## Task goal
From the entries below, copy out every line with "tuottajat" in it.

[Extracted data entries]
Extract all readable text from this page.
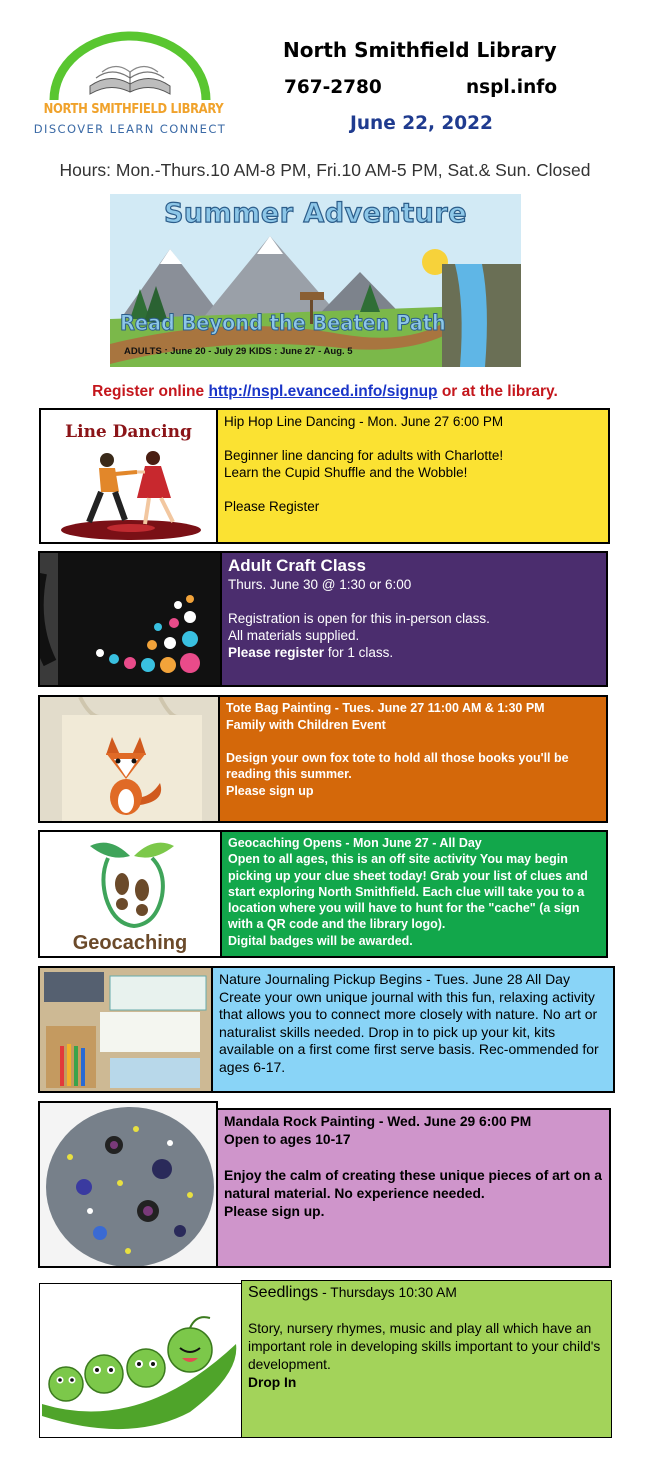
NORTH SMITHFIELD LIBRARY
DISCOVER LEARN CONNECT
North Smithfield Library
767-2780	nspl.info
June 22, 2022
Hours: Mon.-Thurs.10 AM-8 PM, Fri.10 AM-5 PM, Sat.& Sun. Closed
Summer Adventure
Read Beyond the Beaten Path
ADULTS : June 20 - July 29 KIDS : June 27 - Aug. 5
Register online http://nspl.evanced.info/signup or at the library.
Line Dancing

Hip Hop Line Dancing - Mon. June 27 6:00 PM

Beginner line dancing for adults with Charlotte!

Learn the Cupid Shuffle and the Wobble!

Please Register

Adult Craft Class

Thurs. June 30 @ 1:30 or 6:00

Registration is open for this in-person class.

All materials supplied.

Please register for 1 class.

Tote Bag Painting - Tues. June 27 11:00 AM & 1:30 PM

Family with Children Event

Design your own fox tote to hold all those books you'll be reading this summer.

Please sign up

Geocaching

Geocaching Opens - Mon June 27 - All Day

Open to all ages, this is an off site activity You may begin picking up your clue sheet today! Grab your list of clues and start exploring North Smithfield. Each clue will take you to a location where you will have to hunt for the "cache" (a sign with a QR code and the library logo).

Digital badges will be awarded.

Nature Journaling Pickup Begins - Tues. June 28 All Day

Create your own unique journal with this fun, relaxing activity that allows you to connect more closely with nature. No art or naturalist skills needed. Drop in to pick up your kit, kits available on a first come first serve basis. Rec-ommended for ages 6-17.

Mandala Rock Painting - Wed. June 29 6:00 PM

Open to ages 10-17

Enjoy the calm of creating these unique pieces of art on a natural material. No experience needed.

Please sign up.

Seedlings - Thursdays 10:30 AM

Story, nursery rhymes, music and play all which have an important role in developing skills important to your child's development.

Drop In
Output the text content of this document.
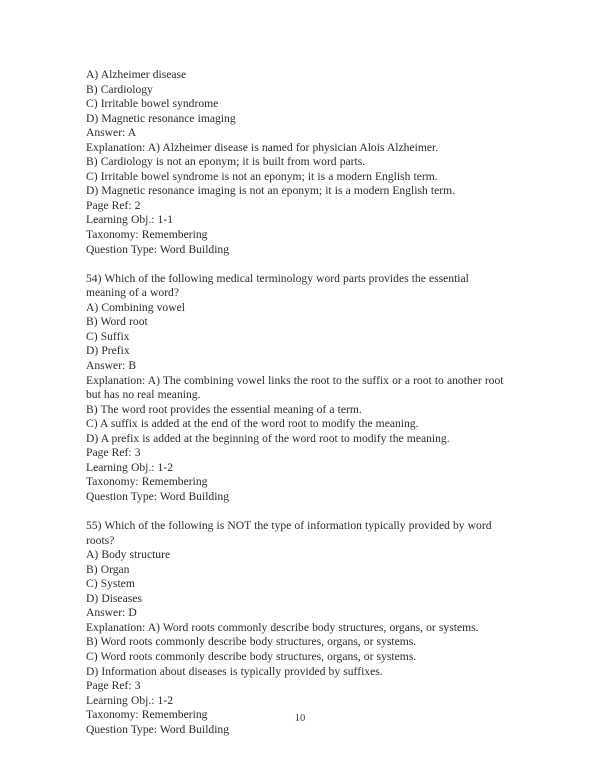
A) Alzheimer disease
B) Cardiology
C) Irritable bowel syndrome
D) Magnetic resonance imaging
Answer: A
Explanation: A) Alzheimer disease is named for physician Alois Alzheimer.
B) Cardiology is not an eponym; it is built from word parts.
C) Irritable bowel syndrome is not an eponym; it is a modern English term.
D) Magnetic resonance imaging is not an eponym; it is a modern English term.
Page Ref: 2
Learning Obj.: 1-1
Taxonomy: Remembering
Question Type: Word Building
54) Which of the following medical terminology word parts provides the essential meaning of a word?
A) Combining vowel
B) Word root
C) Suffix
D) Prefix
Answer: B
Explanation: A) The combining vowel links the root to the suffix or a root to another root but has no real meaning.
B) The word root provides the essential meaning of a term.
C) A suffix is added at the end of the word root to modify the meaning.
D) A prefix is added at the beginning of the word root to modify the meaning.
Page Ref: 3
Learning Obj.: 1-2
Taxonomy: Remembering
Question Type: Word Building
55) Which of the following is NOT the type of information typically provided by word roots?
A) Body structure
B) Organ
C) System
D) Diseases
Answer: D
Explanation: A) Word roots commonly describe body structures, organs, or systems.
B) Word roots commonly describe body structures, organs, or systems.
C) Word roots commonly describe body structures, organs, or systems.
D) Information about diseases is typically provided by suffixes.
Page Ref: 3
Learning Obj.: 1-2
Taxonomy: Remembering
Question Type: Word Building
10
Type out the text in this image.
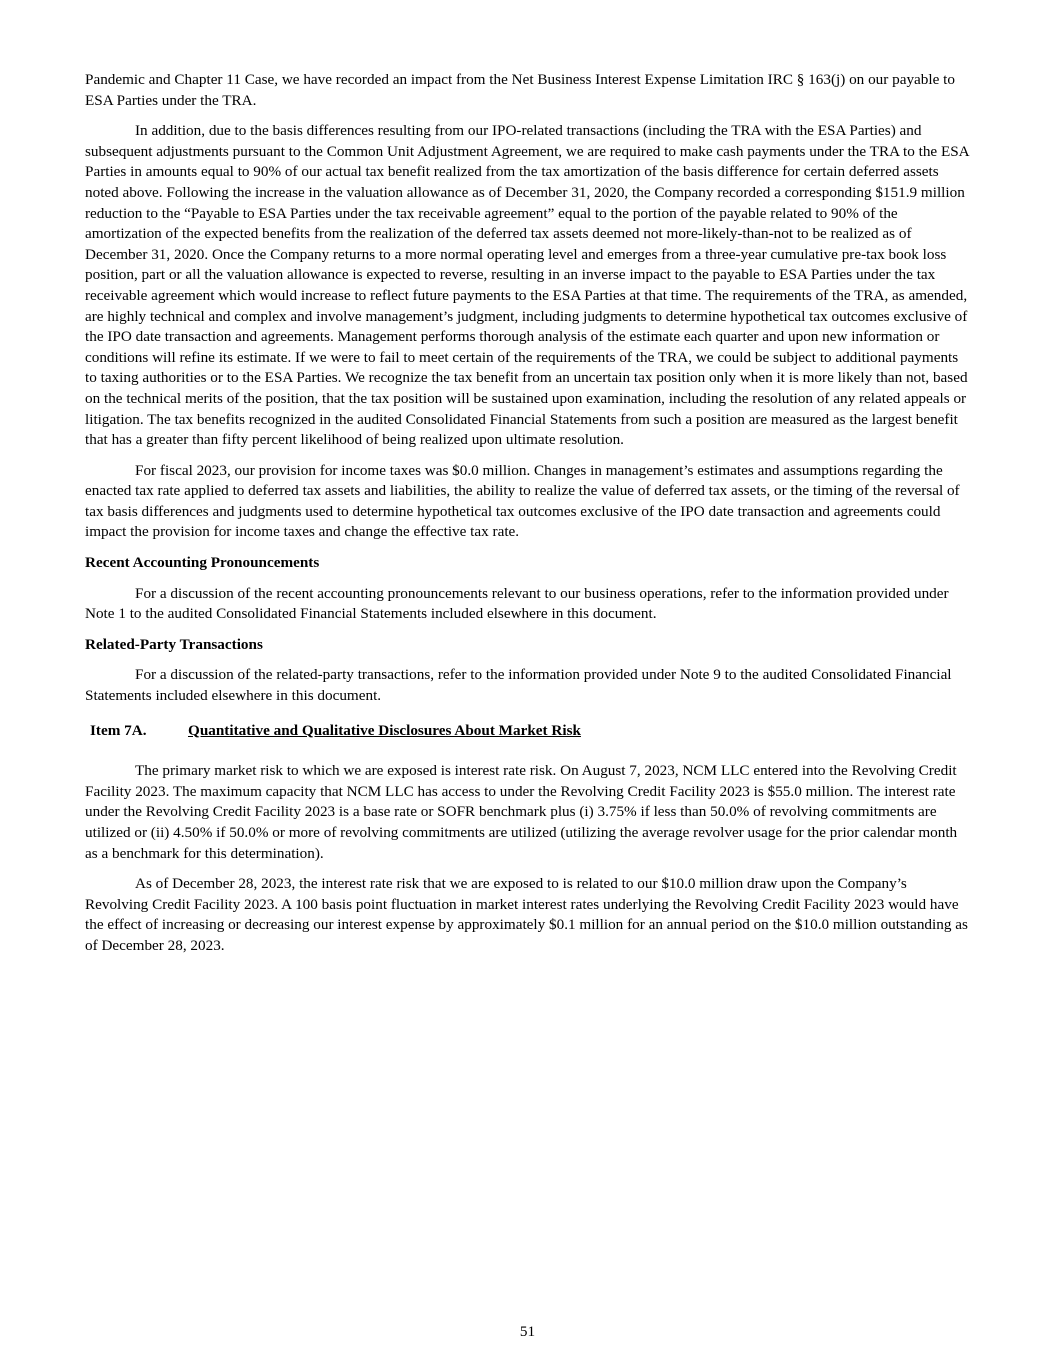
Pandemic and Chapter 11 Case, we have recorded an impact from the Net Business Interest Expense Limitation IRC § 163(j) on our payable to ESA Parties under the TRA.

In addition, due to the basis differences resulting from our IPO-related transactions (including the TRA with the ESA Parties) and subsequent adjustments pursuant to the Common Unit Adjustment Agreement, we are required to make cash payments under the TRA to the ESA Parties in amounts equal to 90% of our actual tax benefit realized from the tax amortization of the basis difference for certain deferred assets noted above. Following the increase in the valuation allowance as of December 31, 2020, the Company recorded a corresponding $151.9 million reduction to the “Payable to ESA Parties under the tax receivable agreement” equal to the portion of the payable related to 90% of the amortization of the expected benefits from the realization of the deferred tax assets deemed not more-likely-than-not to be realized as of December 31, 2020. Once the Company returns to a more normal operating level and emerges from a three-year cumulative pre-tax book loss position, part or all the valuation allowance is expected to reverse, resulting in an inverse impact to the payable to ESA Parties under the tax receivable agreement which would increase to reflect future payments to the ESA Parties at that time. The requirements of the TRA, as amended, are highly technical and complex and involve management’s judgment, including judgments to determine hypothetical tax outcomes exclusive of the IPO date transaction and agreements. Management performs thorough analysis of the estimate each quarter and upon new information or conditions will refine its estimate. If we were to fail to meet certain of the requirements of the TRA, we could be subject to additional payments to taxing authorities or to the ESA Parties. We recognize the tax benefit from an uncertain tax position only when it is more likely than not, based on the technical merits of the position, that the tax position will be sustained upon examination, including the resolution of any related appeals or litigation. The tax benefits recognized in the audited Consolidated Financial Statements from such a position are measured as the largest benefit that has a greater than fifty percent likelihood of being realized upon ultimate resolution.

For fiscal 2023, our provision for income taxes was $0.0 million. Changes in management’s estimates and assumptions regarding the enacted tax rate applied to deferred tax assets and liabilities, the ability to realize the value of deferred tax assets, or the timing of the reversal of tax basis differences and judgments used to determine hypothetical tax outcomes exclusive of the IPO date transaction and agreements could impact the provision for income taxes and change the effective tax rate.

Recent Accounting Pronouncements

For a discussion of the recent accounting pronouncements relevant to our business operations, refer to the information provided under Note 1 to the audited Consolidated Financial Statements included elsewhere in this document.

Related-Party Transactions

For a discussion of the related-party transactions, refer to the information provided under Note 9 to the audited Consolidated Financial Statements included elsewhere in this document.

Item 7A.	Quantitative and Qualitative Disclosures About Market Risk

The primary market risk to which we are exposed is interest rate risk. On August 7, 2023, NCM LLC entered into the Revolving Credit Facility 2023. The maximum capacity that NCM LLC has access to under the Revolving Credit Facility 2023 is $55.0 million. The interest rate under the Revolving Credit Facility 2023 is a base rate or SOFR benchmark plus (i) 3.75% if less than 50.0% of revolving commitments are utilized or (ii) 4.50% if 50.0% or more of revolving commitments are utilized (utilizing the average revolver usage for the prior calendar month as a benchmark for this determination).

As of December 28, 2023, the interest rate risk that we are exposed to is related to our $10.0 million draw upon the Company’s Revolving Credit Facility 2023. A 100 basis point fluctuation in market interest rates underlying the Revolving Credit Facility 2023 would have the effect of increasing or decreasing our interest expense by approximately $0.1 million for an annual period on the $10.0 million outstanding as of December 28, 2023.

51
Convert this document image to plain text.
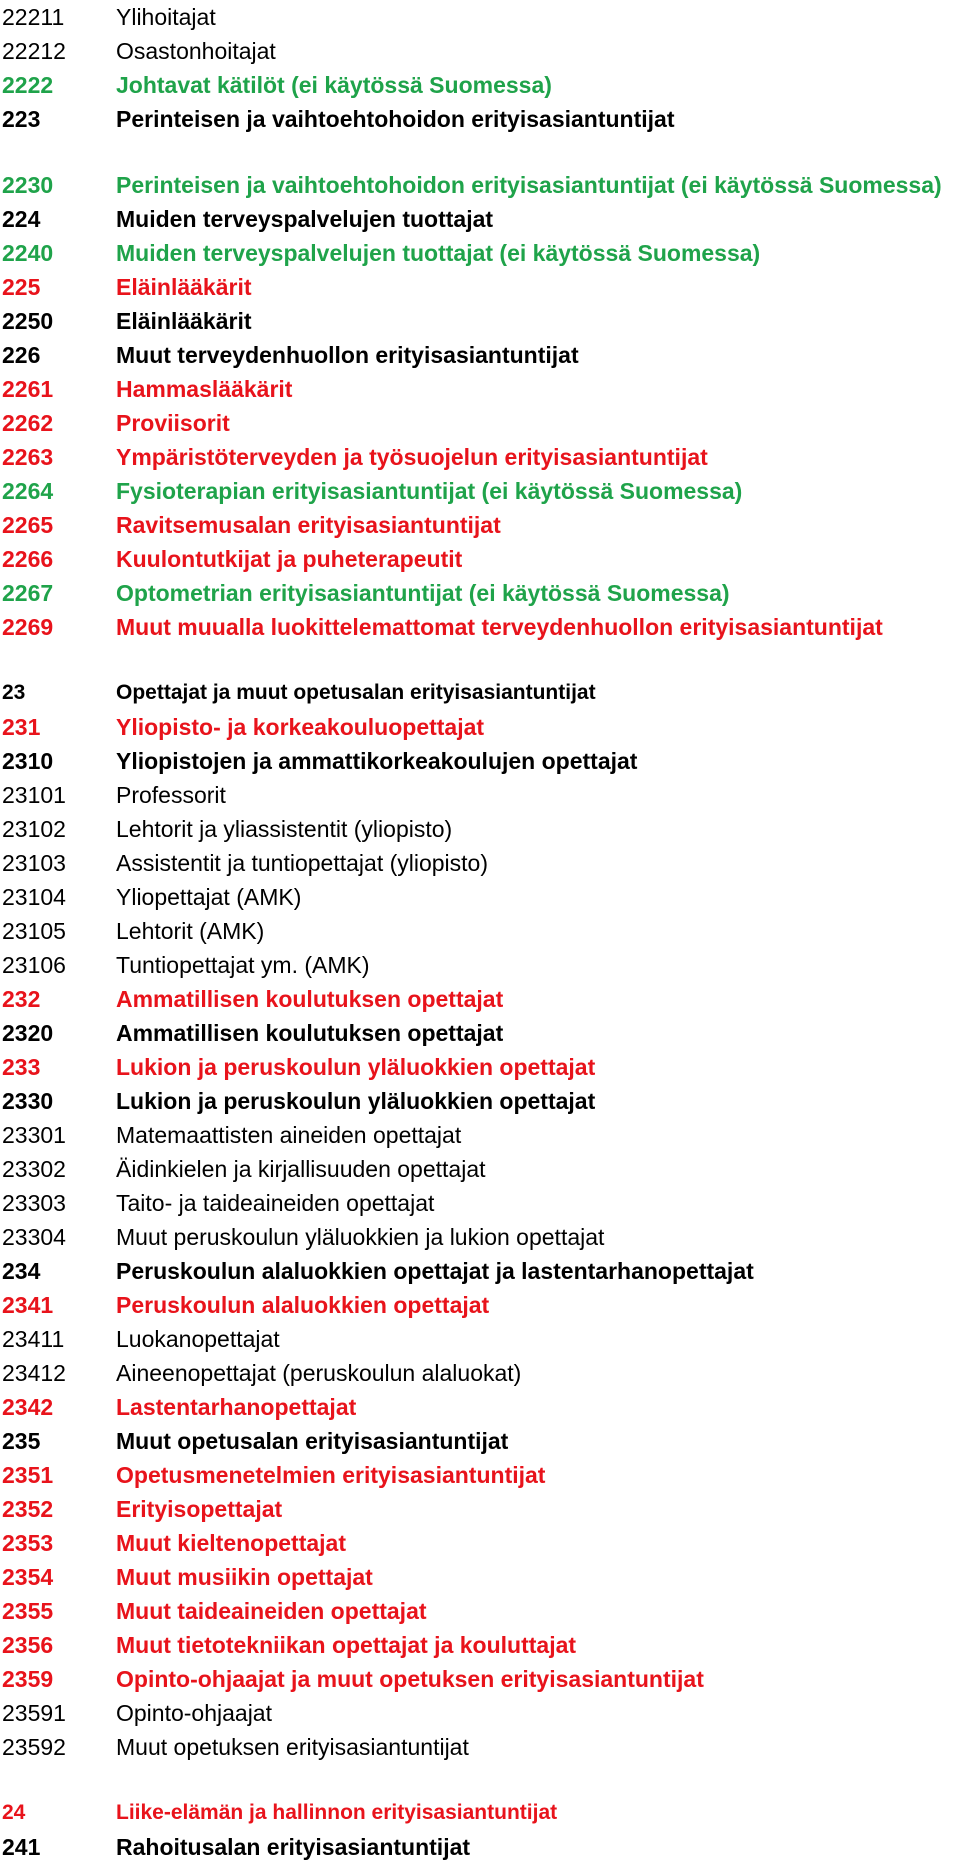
22211 Ylihoitajat
22212 Osastonhoitajat
2222	Johtavat kätilöt (ei käytössä Suomessa)
223	Perinteisen ja vaihtoehtohoidon erityisasiantuntijat
2230	Perinteisen ja vaihtoehtohoidon erityisasiantuntijat (ei käytössä Suomessa)
224	Muiden terveyspalvelujen tuottajat
2240	Muiden terveyspalvelujen tuottajat (ei käytössä Suomessa)
225	Eläinlääkärit
2250	Eläinlääkärit
226	Muut terveydenhuollon erityisasiantuntijat
2261	Hammaslääkärit
2262	Proviisorit
2263	Ympäristöterveyden ja työsuojelun erityisasiantuntijat
2264	Fysioterapian erityisasiantuntijat (ei käytössä Suomessa)
2265	Ravitsemusalan erityisasiantuntijat
2266	Kuulontutkijat ja puheterapeutit
2267	Optometrian erityisasiantuntijat (ei käytössä Suomessa)
2269	Muut muualla luokittelemattomat terveydenhuollon erityisasiantuntijat
23	Opettajat ja muut opetusalan erityisasiantuntijat
231	Yliopisto- ja korkeakouluopettajat
2310	Yliopistojen ja ammattikorkeakoulujen opettajat
23101 Professorit
23102 Lehtorit ja yliassistentit (yliopisto)
23103 Assistentit ja tuntiopettajat (yliopisto)
23104 Yliopettajat (AMK)
23105 Lehtorit (AMK)
23106 Tuntiopettajat ym. (AMK)
232	Ammatillisen koulutuksen opettajat
2320	Ammatillisen koulutuksen opettajat
233	Lukion ja peruskoulun yläluokkien opettajat
2330	Lukion ja peruskoulun yläluokkien opettajat
23301 Matemaattisten aineiden opettajat
23302 Äidinkielen ja kirjallisuuden opettajat
23303 Taito- ja taideaineiden opettajat
23304 Muut peruskoulun yläluokkien ja lukion opettajat
234	Peruskoulun alaluokkien opettajat ja lastentarhanopettajat
2341	Peruskoulun alaluokkien opettajat
23411 Luokanopettajat
23412 Aineenopettajat (peruskoulun alaluokat)
2342	Lastentarhanopettajat
235	Muut opetusalan erityisasiantuntijat
2351	Opetusmenetelmien erityisasiantuntijat
2352	Erityisopettajat
2353	Muut kieltenopettajat
2354	Muut musiikin opettajat
2355	Muut taideaineiden opettajat
2356	Muut tietotekniikan opettajat ja kouluttajat
2359	Opinto-ohjaajat ja muut opetuksen erityisasiantuntijat
23591 Opinto-ohjaajat
23592 Muut opetuksen erityisasiantuntijat
24	Liike-elämän ja hallinnon erityisasiantuntijat
241	Rahoitusalan erityisasiantuntijat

## In response
224	Muiden terveyspalvelujen tuottajat
2240	Muiden terveyspalvelujen tuottajat (ei käytössä Suomessa)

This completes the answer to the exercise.